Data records
# # #

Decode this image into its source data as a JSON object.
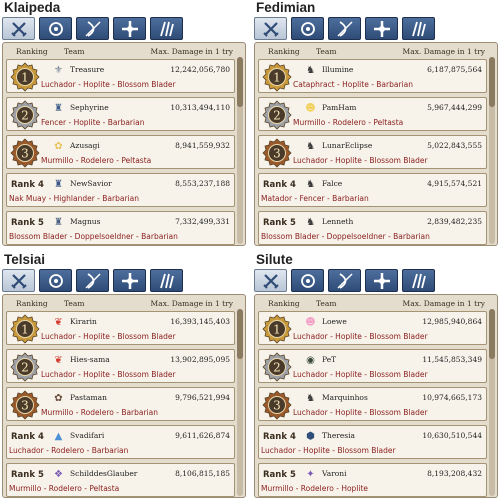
{
  "header": {
    "ranking": "Ranking",
    "team": "Team",
    "damage": "Max. Damage in 1 try"
  },
  "tabs": [
    {
      "icon": "swords-icon"
    },
    {
      "icon": "wizard-icon"
    },
    {
      "icon": "bow-icon"
    },
    {
      "icon": "cross-icon"
    },
    {
      "icon": "thief-icon"
    }
  ],
  "servers": [
    {
      "name": "Klaipeda",
      "rows": [
        {
          "rank": "1",
          "team": "Treasure",
          "damage": "12,242,056,780",
          "classes": "Luchador - Hoplite - Blossom Blader",
          "icon_color": "#6f7f93",
          "icon_glyph": "⚜"
        },
        {
          "rank": "2",
          "team": "Sephyrine",
          "damage": "10,313,494,110",
          "classes": "Fencer - Hoplite - Barbarian",
          "icon_color": "#3f5f8a",
          "icon_glyph": "♜"
        },
        {
          "rank": "3",
          "team": "Azusagi",
          "damage": "8,941,559,932",
          "classes": "Murmillo - Rodelero - Peltasta",
          "icon_color": "#e5c25a",
          "icon_glyph": "✿"
        },
        {
          "rank": "Rank 4",
          "team": "NewSavior",
          "damage": "8,553,237,188",
          "classes": "Nak Muay - Highlander - Barbarian",
          "icon_color": "#3a5686",
          "icon_glyph": "♜"
        },
        {
          "rank": "Rank 5",
          "team": "Magnus",
          "damage": "7,332,499,331",
          "classes": "Blossom Blader - Doppelsoeldner - Barbarian",
          "icon_color": "#4a6082",
          "icon_glyph": "♜"
        }
      ]
    },
    {
      "name": "Fedimian",
      "rows": [
        {
          "rank": "1",
          "team": "Illumine",
          "damage": "6,187,875,564",
          "classes": "Cataphract - Hoplite - Barbarian",
          "icon_color": "#3b3b3b",
          "icon_glyph": "♞"
        },
        {
          "rank": "2",
          "team": "PamHam",
          "damage": "5,967,444,299",
          "classes": "Murmillo - Rodelero - Peltasta",
          "icon_color": "#f2cf58",
          "icon_glyph": "☻"
        },
        {
          "rank": "3",
          "team": "LunarEclipse",
          "damage": "5,022,843,555",
          "classes": "Luchador - Hoplite - Blossom Blader",
          "icon_color": "#3b3b3b",
          "icon_glyph": "♞"
        },
        {
          "rank": "Rank 4",
          "team": "Falce",
          "damage": "4,915,574,521",
          "classes": "Matador - Fencer - Barbarian",
          "icon_color": "#3b3b3b",
          "icon_glyph": "♞"
        },
        {
          "rank": "Rank 5",
          "team": "Lenneth",
          "damage": "2,839,482,235",
          "classes": "Blossom Blader - Doppelsoeldner - Barbarian",
          "icon_color": "#3b3b3b",
          "icon_glyph": "♞"
        }
      ]
    },
    {
      "name": "Telsiai",
      "rows": [
        {
          "rank": "1",
          "team": "Kirarin",
          "damage": "16,393,145,403",
          "classes": "Luchador - Hoplite - Blossom Blader",
          "icon_color": "#d43a2f",
          "icon_glyph": "❦"
        },
        {
          "rank": "2",
          "team": "Hies-sama",
          "damage": "13,902,895,095",
          "classes": "Luchador - Hoplite - Blossom Blader",
          "icon_color": "#d43a2f",
          "icon_glyph": "❦"
        },
        {
          "rank": "3",
          "team": "Pastaman",
          "damage": "9,796,521,994",
          "classes": "Murmillo - Rodelero - Barbarian",
          "icon_color": "#6a4b3a",
          "icon_glyph": "✿"
        },
        {
          "rank": "Rank 4",
          "team": "Svadifari",
          "damage": "9,611,626,874",
          "classes": "Luchador - Rodelero - Barbarian",
          "icon_color": "#4b8fd6",
          "icon_glyph": "▲"
        },
        {
          "rank": "Rank 5",
          "team": "SchilddesGlauber",
          "damage": "8,106,815,185",
          "classes": "Murmillo - Rodelero - Peltasta",
          "icon_color": "#7b58b5",
          "icon_glyph": "❖"
        }
      ]
    },
    {
      "name": "Silute",
      "rows": [
        {
          "rank": "1",
          "team": "Loewe",
          "damage": "12,985,940,864",
          "classes": "Luchador - Hoplite - Blossom Blader",
          "icon_color": "#f2a0c8",
          "icon_glyph": "☻"
        },
        {
          "rank": "2",
          "team": "PeT",
          "damage": "11,545,853,349",
          "classes": "Luchador - Hoplite - Blossom Blader",
          "icon_color": "#3a4a3a",
          "icon_glyph": "◉"
        },
        {
          "rank": "3",
          "team": "Marquinhos",
          "damage": "10,974,665,173",
          "classes": "Luchador - Hoplite - Blossom Blader",
          "icon_color": "#3b3b3b",
          "icon_glyph": "♞"
        },
        {
          "rank": "Rank 4",
          "team": "Theresia",
          "damage": "10,630,510,544",
          "classes": "Luchador - Hoplite - Blossom Blader",
          "icon_color": "#2f4f7a",
          "icon_glyph": "⬢"
        },
        {
          "rank": "Rank 5",
          "team": "Varoni",
          "damage": "8,193,208,432",
          "classes": "Murmillo - Rodelero - Hoplite",
          "icon_color": "#7b58b5",
          "icon_glyph": "✦"
        }
      ]
    }
  ],
  "colors": {
    "gold": "#c99a3c",
    "silver": "#9ea2a8",
    "bronze": "#9a5a2c",
    "class_text": "#8a1d1d",
    "panel_bg": "#e4dccd",
    "tab_active": "#dfe6ef",
    "tab_bg": "#2f4c77"
  }
}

# # #

» **Given request**: Search the records for the word "Barbarian". Copy every line that has it.

» **The output**:
          "classes": "Fencer - Hoplite - Barbarian",
          "classes": "Nak Muay - Highlander - Barbarian",
          "classes": "Blossom Blader - Doppelsoeldner - Barbarian",
          "classes": "Cataphract - Hoplite - Barbarian",
          "classes": "Matador - Fencer - Barbarian",
          "classes": "Blossom Blader - Doppelsoeldner - Barbarian",
          "classes": "Murmillo - Rodelero - Barbarian",
          "classes": "Luchador - Rodelero - Barbarian",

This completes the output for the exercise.